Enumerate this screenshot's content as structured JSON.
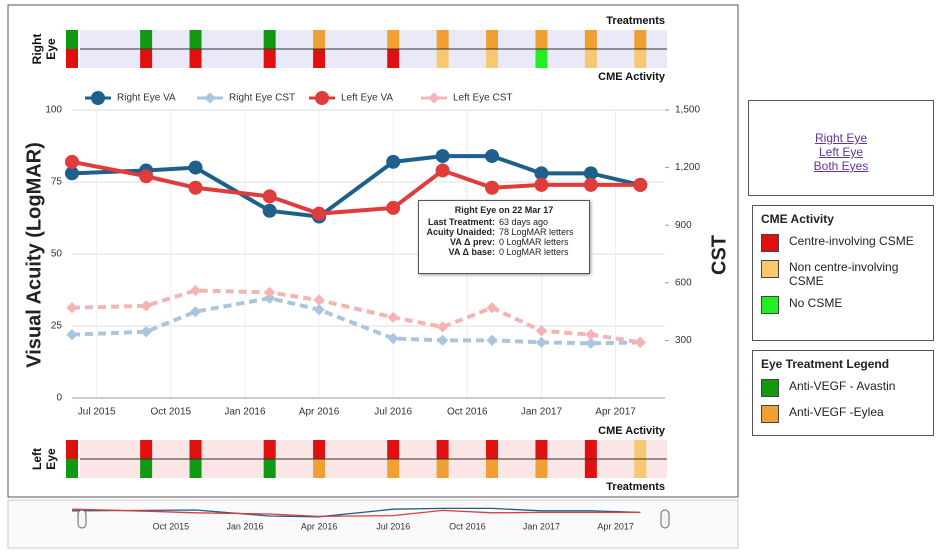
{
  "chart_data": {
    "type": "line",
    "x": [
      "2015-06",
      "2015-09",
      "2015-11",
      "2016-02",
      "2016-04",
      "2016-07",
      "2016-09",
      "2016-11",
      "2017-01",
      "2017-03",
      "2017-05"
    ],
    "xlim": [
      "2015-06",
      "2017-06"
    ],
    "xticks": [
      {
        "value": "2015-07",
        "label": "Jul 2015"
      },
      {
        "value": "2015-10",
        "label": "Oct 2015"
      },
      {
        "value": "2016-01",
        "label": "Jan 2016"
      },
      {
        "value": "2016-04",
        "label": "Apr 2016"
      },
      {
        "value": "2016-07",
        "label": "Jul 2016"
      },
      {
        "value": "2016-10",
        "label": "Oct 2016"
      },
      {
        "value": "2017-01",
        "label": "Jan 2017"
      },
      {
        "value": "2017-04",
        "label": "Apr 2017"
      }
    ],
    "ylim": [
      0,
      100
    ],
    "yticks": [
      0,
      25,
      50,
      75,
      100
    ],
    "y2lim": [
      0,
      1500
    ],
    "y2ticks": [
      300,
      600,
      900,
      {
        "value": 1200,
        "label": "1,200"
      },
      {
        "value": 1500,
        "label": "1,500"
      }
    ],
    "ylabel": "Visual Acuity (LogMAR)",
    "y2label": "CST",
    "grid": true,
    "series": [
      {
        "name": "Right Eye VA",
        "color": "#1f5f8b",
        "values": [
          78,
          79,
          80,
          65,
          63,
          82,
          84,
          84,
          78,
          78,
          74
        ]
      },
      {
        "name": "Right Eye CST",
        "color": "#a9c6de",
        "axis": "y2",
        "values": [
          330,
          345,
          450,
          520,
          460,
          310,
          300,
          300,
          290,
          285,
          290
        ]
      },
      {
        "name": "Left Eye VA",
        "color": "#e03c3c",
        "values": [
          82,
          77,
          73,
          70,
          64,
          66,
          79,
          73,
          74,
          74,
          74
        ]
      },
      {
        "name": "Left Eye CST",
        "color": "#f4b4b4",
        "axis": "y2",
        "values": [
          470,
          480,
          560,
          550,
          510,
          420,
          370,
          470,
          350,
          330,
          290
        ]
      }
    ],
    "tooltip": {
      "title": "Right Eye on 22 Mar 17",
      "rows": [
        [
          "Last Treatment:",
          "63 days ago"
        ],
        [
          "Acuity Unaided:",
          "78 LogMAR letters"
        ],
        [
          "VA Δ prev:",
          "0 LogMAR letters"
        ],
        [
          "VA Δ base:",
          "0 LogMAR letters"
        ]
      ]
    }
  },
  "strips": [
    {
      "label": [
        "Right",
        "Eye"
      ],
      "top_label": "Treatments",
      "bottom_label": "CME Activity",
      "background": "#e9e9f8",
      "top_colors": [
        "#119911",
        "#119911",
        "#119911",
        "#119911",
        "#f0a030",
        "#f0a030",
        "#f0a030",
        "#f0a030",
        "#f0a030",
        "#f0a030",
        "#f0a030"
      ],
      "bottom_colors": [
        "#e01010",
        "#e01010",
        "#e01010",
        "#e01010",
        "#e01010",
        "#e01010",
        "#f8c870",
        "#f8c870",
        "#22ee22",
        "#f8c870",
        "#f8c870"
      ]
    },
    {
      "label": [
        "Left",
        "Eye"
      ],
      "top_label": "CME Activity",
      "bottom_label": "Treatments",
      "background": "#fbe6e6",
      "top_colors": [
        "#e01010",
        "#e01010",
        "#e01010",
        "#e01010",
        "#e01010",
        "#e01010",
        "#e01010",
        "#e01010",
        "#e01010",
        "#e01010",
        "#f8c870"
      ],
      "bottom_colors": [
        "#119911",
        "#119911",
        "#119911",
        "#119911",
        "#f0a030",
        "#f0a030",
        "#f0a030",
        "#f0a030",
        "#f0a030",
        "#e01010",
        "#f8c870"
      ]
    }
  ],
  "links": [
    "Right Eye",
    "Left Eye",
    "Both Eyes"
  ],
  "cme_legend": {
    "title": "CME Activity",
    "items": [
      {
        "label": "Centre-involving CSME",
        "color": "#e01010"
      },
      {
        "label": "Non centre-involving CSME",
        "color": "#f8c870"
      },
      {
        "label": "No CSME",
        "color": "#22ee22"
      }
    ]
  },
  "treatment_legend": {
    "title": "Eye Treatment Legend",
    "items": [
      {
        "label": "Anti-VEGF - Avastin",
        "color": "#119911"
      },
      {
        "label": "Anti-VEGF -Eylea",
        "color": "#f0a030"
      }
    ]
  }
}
...
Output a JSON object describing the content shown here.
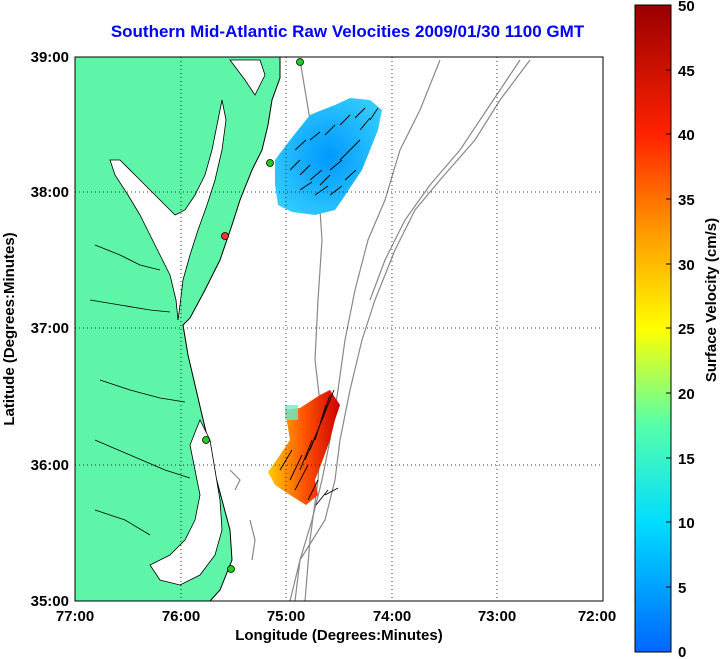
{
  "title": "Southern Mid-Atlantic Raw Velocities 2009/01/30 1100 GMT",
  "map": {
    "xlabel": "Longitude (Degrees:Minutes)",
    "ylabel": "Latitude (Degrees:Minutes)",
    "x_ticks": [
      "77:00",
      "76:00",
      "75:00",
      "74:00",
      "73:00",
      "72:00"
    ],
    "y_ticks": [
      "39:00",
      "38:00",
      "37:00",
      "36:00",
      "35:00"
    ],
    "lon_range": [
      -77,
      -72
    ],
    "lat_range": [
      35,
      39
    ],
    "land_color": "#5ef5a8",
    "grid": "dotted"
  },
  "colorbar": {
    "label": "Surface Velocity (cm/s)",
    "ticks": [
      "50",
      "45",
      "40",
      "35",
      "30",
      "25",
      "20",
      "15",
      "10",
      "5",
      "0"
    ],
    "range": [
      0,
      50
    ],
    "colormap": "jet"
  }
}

■ **Goal of the exercise**:
Among the entries above, how many lines hold the string "Activity"? Respond with nothing but the number.

■ **Solution for this task**:
3